| MATERIALS PROVIDED |
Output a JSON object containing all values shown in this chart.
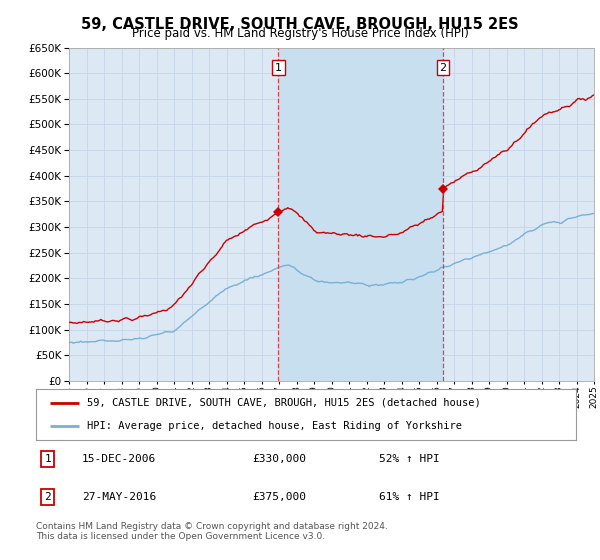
{
  "title": "59, CASTLE DRIVE, SOUTH CAVE, BROUGH, HU15 2ES",
  "subtitle": "Price paid vs. HM Land Registry's House Price Index (HPI)",
  "background_color": "#ffffff",
  "grid_color": "#c8d8e8",
  "plot_bg_color": "#dce9f5",
  "sale_band_color": "#c8dff0",
  "ylim": [
    0,
    650000
  ],
  "yticks": [
    0,
    50000,
    100000,
    150000,
    200000,
    250000,
    300000,
    350000,
    400000,
    450000,
    500000,
    550000,
    600000,
    650000
  ],
  "sale1_year": 2006.96,
  "sale1_price": 330000,
  "sale2_year": 2016.38,
  "sale2_price": 375000,
  "red_line_color": "#cc0000",
  "blue_line_color": "#7ab0d4",
  "vline_color": "#dd3333",
  "legend_red_label": "59, CASTLE DRIVE, SOUTH CAVE, BROUGH, HU15 2ES (detached house)",
  "legend_blue_label": "HPI: Average price, detached house, East Riding of Yorkshire",
  "footer": "Contains HM Land Registry data © Crown copyright and database right 2024.\nThis data is licensed under the Open Government Licence v3.0.",
  "xstart_year": 1995,
  "xend_year": 2025
}
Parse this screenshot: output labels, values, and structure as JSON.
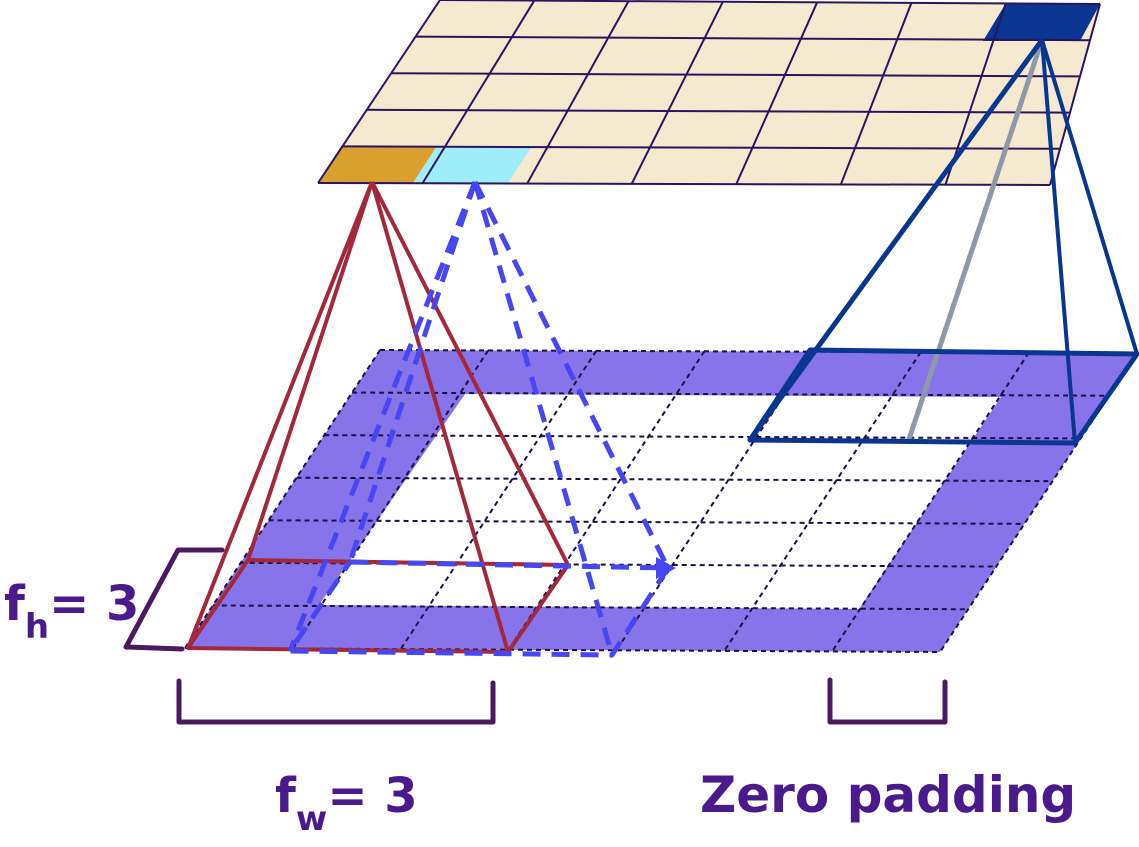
{
  "labels": {
    "fh_main": "f",
    "fh_sub": "h",
    "fh_rest": "= 3",
    "fw_main": "f",
    "fw_sub": "w",
    "fw_rest": "= 3",
    "zero_padding": "Zero padding"
  },
  "colors": {
    "output_cell": "#f5ead0",
    "output_grid_line": "#2b145e",
    "highlight_orange": "#d9a030",
    "highlight_cyan": "#9fecfb",
    "highlight_navy": "#0a3591",
    "padding_purple": "#8773ea",
    "input_interior": "#ffffff",
    "receptive_red": "#a3283c",
    "receptive_blue_dashed": "#4646f2",
    "receptive_navy": "#0a3591",
    "bracket": "#4a1a5e",
    "label_text": "#4a1a8c"
  },
  "grids": {
    "output": {
      "rows": 5,
      "cols": 7
    },
    "input": {
      "rows": 7,
      "cols": 7,
      "padding_cells": 1
    }
  }
}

| EXERCISE BRIEF |
Could you repeat all of the material exactly? Pictures should not be copied.

| THE SOLUTION |
Output a JSON object containing all values shown in this chart.
{
  "title": "59, CASTLE DRIVE, SOUTH CAVE, BROUGH, HU15 2ES",
  "subtitle": "Price paid vs. HM Land Registry's House Price Index (HPI)",
  "background_color": "#ffffff",
  "grid_color": "#c8d8e8",
  "plot_bg_color": "#dce9f5",
  "sale_band_color": "#c8dff0",
  "ylim": [
    0,
    650000
  ],
  "yticks": [
    0,
    50000,
    100000,
    150000,
    200000,
    250000,
    300000,
    350000,
    400000,
    450000,
    500000,
    550000,
    600000,
    650000
  ],
  "sale1_year": 2006.96,
  "sale1_price": 330000,
  "sale2_year": 2016.38,
  "sale2_price": 375000,
  "red_line_color": "#cc0000",
  "blue_line_color": "#7ab0d4",
  "vline_color": "#dd3333",
  "legend_red_label": "59, CASTLE DRIVE, SOUTH CAVE, BROUGH, HU15 2ES (detached house)",
  "legend_blue_label": "HPI: Average price, detached house, East Riding of Yorkshire",
  "footer": "Contains HM Land Registry data © Crown copyright and database right 2024.\nThis data is licensed under the Open Government Licence v3.0.",
  "xstart_year": 1995,
  "xend_year": 2025
}
Parse this screenshot: output labels, values, and structure as JSON.
{
  "labels": {
    "fh_main": "f",
    "fh_sub": "h",
    "fh_rest": "= 3",
    "fw_main": "f",
    "fw_sub": "w",
    "fw_rest": "= 3",
    "zero_padding": "Zero padding"
  },
  "colors": {
    "output_cell": "#f5ead0",
    "output_grid_line": "#2b145e",
    "highlight_orange": "#d9a030",
    "highlight_cyan": "#9fecfb",
    "highlight_navy": "#0a3591",
    "padding_purple": "#8773ea",
    "input_interior": "#ffffff",
    "receptive_red": "#a3283c",
    "receptive_blue_dashed": "#4646f2",
    "receptive_navy": "#0a3591",
    "bracket": "#4a1a5e",
    "label_text": "#4a1a8c"
  },
  "grids": {
    "output": {
      "rows": 5,
      "cols": 7
    },
    "input": {
      "rows": 7,
      "cols": 7,
      "padding_cells": 1
    }
  }
}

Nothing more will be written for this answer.